▶ _WRITTEN TASK A_: For each statement, decide whether the passage on a musician's view of success supports it, answering yes or no and quoting the deciding words: (i) The Caural Facebook page was created a couple of years ago. (ii) The writer has toured since beginning to revive Caural. (iii) The writer treats popularity as a measure of a work's objective worth.
▶ _WRITTEN TASK B_: List every proper name that appears in the passage on a musician's view of success.

* BEGIN PASSAGE SHOWN *

I bowed out of music for the most part shortly after that and then never really bothered to re-engage with the contemporary platforms when I began to resuscitate Caural… In all honesty, it has only been very recently that I have begun to do either. I created my Caural Facebook page a couple of years ago but haven’t released anything new, nor have I toured, so really it is going to demand a lot of nostalgia and curiosity by listeners like you to find my lazily updated page! I would expect that to change as I share new music, but maintaining sanity requires you to dissociate popularity with any sort of objective worth: the majority of the time – with even a cursory glance at YouTube and without mentioning any names – you can see the opposite is true.

Swallowing a dash of healthy bitterness about the realities of our corporate and otherwise imploded industry, I have become comfortable defining success using different metrics. For me, it is about finding joy in manifesting creative works from my “origin”: the truest definition of being “original”. If what becomes of that labor of love resonates with someone else, it makes me grateful that others connected with me on my journey as an artist.

* END PASSAGE SHOWN *
* BEGIN EXCERPTED DATA *

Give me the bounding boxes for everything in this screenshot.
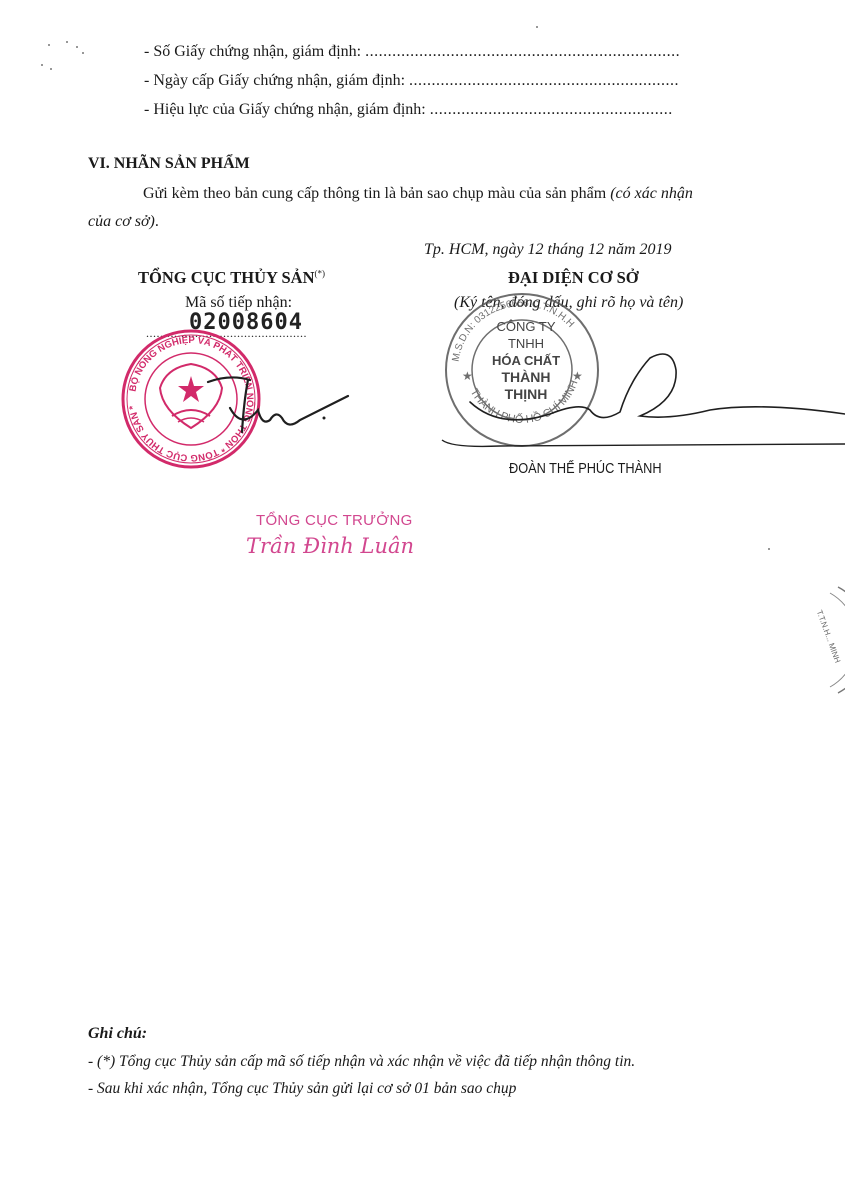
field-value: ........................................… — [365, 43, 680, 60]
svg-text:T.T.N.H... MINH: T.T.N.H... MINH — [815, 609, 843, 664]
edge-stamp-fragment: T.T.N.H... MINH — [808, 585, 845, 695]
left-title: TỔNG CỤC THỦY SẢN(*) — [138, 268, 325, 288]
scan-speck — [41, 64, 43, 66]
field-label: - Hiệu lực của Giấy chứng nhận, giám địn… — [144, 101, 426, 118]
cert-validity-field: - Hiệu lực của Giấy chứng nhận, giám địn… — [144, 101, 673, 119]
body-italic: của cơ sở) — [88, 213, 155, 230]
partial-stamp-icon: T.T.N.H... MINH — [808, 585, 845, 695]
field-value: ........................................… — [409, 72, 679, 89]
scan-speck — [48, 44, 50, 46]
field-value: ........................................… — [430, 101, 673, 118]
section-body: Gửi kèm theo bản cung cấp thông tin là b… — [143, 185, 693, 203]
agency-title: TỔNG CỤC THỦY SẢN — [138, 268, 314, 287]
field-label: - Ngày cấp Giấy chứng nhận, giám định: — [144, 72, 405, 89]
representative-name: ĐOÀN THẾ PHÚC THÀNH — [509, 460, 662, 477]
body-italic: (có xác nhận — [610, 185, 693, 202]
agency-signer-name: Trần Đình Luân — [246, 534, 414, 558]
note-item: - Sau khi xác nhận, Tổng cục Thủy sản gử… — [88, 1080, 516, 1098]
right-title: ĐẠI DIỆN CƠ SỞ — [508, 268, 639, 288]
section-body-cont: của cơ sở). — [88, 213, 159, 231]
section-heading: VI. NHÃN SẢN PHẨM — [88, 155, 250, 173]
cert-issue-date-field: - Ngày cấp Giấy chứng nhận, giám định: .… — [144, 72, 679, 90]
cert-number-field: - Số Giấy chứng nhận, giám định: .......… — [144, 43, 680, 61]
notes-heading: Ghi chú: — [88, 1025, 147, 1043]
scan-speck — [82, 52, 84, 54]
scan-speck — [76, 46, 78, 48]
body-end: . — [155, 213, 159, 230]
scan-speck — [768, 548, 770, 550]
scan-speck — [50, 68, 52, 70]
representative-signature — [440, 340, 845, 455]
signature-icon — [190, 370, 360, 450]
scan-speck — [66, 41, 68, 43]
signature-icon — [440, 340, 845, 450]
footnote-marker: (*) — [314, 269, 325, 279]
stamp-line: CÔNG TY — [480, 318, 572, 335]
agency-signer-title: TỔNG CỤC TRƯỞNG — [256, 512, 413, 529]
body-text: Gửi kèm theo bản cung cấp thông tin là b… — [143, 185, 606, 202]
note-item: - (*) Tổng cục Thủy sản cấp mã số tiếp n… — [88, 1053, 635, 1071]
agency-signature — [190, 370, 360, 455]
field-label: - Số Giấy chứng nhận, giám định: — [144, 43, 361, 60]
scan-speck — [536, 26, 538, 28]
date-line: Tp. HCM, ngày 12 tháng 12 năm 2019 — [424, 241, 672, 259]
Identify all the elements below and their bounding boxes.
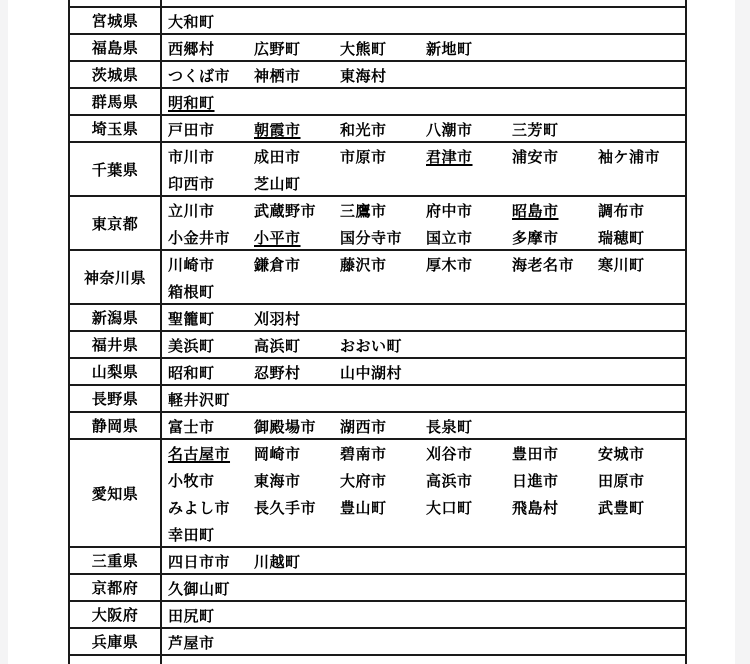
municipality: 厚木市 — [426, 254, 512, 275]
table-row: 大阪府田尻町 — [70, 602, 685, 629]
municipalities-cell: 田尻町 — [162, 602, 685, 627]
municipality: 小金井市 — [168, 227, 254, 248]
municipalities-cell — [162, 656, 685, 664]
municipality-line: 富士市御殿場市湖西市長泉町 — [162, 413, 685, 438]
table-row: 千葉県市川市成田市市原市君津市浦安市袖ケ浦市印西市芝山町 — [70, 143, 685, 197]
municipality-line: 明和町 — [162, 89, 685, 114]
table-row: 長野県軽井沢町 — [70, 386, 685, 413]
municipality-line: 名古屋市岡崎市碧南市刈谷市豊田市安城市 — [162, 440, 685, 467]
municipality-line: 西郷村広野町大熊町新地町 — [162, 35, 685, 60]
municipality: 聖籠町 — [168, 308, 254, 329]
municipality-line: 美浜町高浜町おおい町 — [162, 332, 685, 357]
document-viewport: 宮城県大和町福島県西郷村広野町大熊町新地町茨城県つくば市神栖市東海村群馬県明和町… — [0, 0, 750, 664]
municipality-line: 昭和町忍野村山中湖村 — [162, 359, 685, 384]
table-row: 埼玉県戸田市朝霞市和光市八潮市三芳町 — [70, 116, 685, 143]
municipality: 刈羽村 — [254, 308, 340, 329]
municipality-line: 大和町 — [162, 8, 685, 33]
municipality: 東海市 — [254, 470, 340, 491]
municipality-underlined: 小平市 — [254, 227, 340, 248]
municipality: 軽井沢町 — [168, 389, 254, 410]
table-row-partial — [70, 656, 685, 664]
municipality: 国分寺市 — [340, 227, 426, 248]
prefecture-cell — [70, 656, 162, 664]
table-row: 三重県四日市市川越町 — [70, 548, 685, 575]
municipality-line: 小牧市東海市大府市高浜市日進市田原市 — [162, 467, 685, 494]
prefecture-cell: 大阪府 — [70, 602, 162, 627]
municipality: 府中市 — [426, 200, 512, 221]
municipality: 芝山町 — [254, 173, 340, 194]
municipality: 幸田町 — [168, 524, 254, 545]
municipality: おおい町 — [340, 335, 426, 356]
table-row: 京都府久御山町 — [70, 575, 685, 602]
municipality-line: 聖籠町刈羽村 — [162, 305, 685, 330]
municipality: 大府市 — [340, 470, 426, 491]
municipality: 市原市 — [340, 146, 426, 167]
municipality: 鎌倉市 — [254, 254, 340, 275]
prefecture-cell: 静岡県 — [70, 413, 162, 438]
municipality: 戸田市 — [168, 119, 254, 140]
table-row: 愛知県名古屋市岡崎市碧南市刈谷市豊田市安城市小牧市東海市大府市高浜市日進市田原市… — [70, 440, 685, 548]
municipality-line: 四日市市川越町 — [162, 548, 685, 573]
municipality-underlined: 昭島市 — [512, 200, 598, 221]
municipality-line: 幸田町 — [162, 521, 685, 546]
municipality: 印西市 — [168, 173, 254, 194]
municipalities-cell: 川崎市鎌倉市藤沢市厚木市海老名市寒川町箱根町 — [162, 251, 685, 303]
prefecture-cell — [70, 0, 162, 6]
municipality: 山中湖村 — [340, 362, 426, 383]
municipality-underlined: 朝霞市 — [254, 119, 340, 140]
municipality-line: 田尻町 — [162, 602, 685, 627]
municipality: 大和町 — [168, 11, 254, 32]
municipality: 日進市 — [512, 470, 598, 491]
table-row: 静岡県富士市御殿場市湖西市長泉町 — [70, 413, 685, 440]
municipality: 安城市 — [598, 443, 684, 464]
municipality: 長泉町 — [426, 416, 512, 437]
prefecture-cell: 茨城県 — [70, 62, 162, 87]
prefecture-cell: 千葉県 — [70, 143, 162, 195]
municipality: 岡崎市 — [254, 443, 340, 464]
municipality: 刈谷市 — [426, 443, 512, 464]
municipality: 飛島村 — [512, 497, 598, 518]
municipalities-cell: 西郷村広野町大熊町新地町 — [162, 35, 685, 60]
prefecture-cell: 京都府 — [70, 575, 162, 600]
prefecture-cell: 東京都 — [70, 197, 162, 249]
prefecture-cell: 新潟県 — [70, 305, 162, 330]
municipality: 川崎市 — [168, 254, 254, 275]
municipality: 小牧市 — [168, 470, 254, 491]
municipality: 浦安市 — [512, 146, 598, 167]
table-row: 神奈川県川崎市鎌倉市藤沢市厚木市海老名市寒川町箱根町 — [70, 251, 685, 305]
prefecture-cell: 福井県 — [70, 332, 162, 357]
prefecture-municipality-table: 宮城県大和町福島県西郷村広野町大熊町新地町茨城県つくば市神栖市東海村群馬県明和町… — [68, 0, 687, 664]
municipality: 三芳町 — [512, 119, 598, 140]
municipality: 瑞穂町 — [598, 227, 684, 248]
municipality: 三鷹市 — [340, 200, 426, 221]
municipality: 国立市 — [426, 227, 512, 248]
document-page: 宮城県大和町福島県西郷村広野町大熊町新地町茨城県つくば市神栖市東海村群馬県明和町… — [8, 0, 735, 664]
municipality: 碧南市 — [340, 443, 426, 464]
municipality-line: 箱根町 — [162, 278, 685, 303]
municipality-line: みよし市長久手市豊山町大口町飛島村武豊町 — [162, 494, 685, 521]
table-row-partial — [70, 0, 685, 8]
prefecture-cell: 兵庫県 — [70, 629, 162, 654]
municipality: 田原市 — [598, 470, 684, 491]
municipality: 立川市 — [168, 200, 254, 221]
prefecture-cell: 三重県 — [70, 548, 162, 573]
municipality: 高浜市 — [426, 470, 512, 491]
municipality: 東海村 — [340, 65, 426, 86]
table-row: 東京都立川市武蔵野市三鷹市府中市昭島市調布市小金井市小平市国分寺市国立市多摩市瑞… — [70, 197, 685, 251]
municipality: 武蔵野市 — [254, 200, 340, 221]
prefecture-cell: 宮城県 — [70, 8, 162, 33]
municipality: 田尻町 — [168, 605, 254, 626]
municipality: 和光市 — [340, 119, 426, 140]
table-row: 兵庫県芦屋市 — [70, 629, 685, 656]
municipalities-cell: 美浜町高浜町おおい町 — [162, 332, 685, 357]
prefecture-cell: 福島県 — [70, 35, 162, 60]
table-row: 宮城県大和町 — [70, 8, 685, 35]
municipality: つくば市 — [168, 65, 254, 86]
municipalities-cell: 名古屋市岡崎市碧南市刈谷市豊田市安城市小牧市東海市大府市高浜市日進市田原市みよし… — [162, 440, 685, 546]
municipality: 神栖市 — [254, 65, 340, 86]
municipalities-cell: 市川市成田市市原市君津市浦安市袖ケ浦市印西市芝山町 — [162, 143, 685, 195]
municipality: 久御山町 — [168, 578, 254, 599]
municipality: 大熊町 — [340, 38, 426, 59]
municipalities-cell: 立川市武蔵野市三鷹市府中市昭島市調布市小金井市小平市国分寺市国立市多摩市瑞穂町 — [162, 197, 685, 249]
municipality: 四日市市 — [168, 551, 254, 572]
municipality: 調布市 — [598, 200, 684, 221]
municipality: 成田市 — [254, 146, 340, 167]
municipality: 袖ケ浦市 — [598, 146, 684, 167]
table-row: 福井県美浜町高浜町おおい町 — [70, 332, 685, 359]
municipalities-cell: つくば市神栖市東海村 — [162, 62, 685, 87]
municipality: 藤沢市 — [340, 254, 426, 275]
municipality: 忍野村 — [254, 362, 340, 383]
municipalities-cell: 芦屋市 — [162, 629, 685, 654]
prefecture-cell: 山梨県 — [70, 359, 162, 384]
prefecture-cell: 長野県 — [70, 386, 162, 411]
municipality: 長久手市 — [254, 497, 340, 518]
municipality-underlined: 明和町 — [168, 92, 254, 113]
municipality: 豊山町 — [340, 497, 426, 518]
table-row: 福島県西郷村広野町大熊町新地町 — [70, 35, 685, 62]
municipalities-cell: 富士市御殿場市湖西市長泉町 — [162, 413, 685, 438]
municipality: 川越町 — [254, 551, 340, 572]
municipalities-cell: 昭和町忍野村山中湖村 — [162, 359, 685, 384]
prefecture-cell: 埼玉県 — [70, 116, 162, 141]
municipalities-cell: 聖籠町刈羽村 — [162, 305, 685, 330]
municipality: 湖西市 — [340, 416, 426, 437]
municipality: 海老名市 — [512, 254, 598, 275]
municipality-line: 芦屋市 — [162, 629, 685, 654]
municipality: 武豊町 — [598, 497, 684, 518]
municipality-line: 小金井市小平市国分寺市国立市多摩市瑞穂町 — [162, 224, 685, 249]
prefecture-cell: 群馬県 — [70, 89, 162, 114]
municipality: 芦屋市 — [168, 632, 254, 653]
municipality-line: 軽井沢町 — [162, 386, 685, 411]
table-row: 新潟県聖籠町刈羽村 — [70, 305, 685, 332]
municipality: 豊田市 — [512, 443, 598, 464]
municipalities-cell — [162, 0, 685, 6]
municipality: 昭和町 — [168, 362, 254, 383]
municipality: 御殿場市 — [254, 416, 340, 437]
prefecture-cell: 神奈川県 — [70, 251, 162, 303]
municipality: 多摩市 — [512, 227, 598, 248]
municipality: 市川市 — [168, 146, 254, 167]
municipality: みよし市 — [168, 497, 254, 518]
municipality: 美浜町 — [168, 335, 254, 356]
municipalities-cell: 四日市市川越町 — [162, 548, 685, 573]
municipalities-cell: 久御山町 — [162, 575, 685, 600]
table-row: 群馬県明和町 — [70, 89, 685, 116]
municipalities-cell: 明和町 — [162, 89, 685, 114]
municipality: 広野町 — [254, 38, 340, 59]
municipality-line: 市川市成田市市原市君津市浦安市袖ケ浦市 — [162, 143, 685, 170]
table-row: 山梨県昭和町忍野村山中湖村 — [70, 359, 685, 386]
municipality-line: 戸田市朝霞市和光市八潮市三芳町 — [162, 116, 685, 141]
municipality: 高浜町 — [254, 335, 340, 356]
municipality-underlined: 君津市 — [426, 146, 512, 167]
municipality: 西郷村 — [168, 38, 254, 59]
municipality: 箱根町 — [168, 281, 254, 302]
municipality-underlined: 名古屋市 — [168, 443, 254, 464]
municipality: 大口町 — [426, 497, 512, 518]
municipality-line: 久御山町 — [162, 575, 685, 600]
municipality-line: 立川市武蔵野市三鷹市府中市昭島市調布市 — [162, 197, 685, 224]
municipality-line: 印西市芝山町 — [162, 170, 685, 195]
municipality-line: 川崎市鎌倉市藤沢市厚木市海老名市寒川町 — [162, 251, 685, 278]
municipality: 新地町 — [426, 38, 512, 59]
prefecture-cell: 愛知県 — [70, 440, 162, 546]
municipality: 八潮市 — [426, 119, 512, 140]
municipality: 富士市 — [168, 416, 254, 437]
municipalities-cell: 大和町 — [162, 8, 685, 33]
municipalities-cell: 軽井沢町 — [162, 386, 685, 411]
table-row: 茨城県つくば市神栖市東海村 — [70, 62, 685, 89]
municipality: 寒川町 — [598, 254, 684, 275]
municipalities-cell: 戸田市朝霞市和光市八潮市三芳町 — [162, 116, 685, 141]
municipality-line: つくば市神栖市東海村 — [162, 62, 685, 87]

* END EXCERPTED DATA *

▶ _EXERCISE SOLUTION A_:
(i) Yes: "I created my Caural Facebook page a couple of years ago"
(ii) No: "haven’t released anything new, nor have I toured"
(iii) No: "maintaining sanity requires you to dissociate popularity with any sort of objective worth"

▶ _EXERCISE SOLUTION B_: Caural, Facebook, YouTube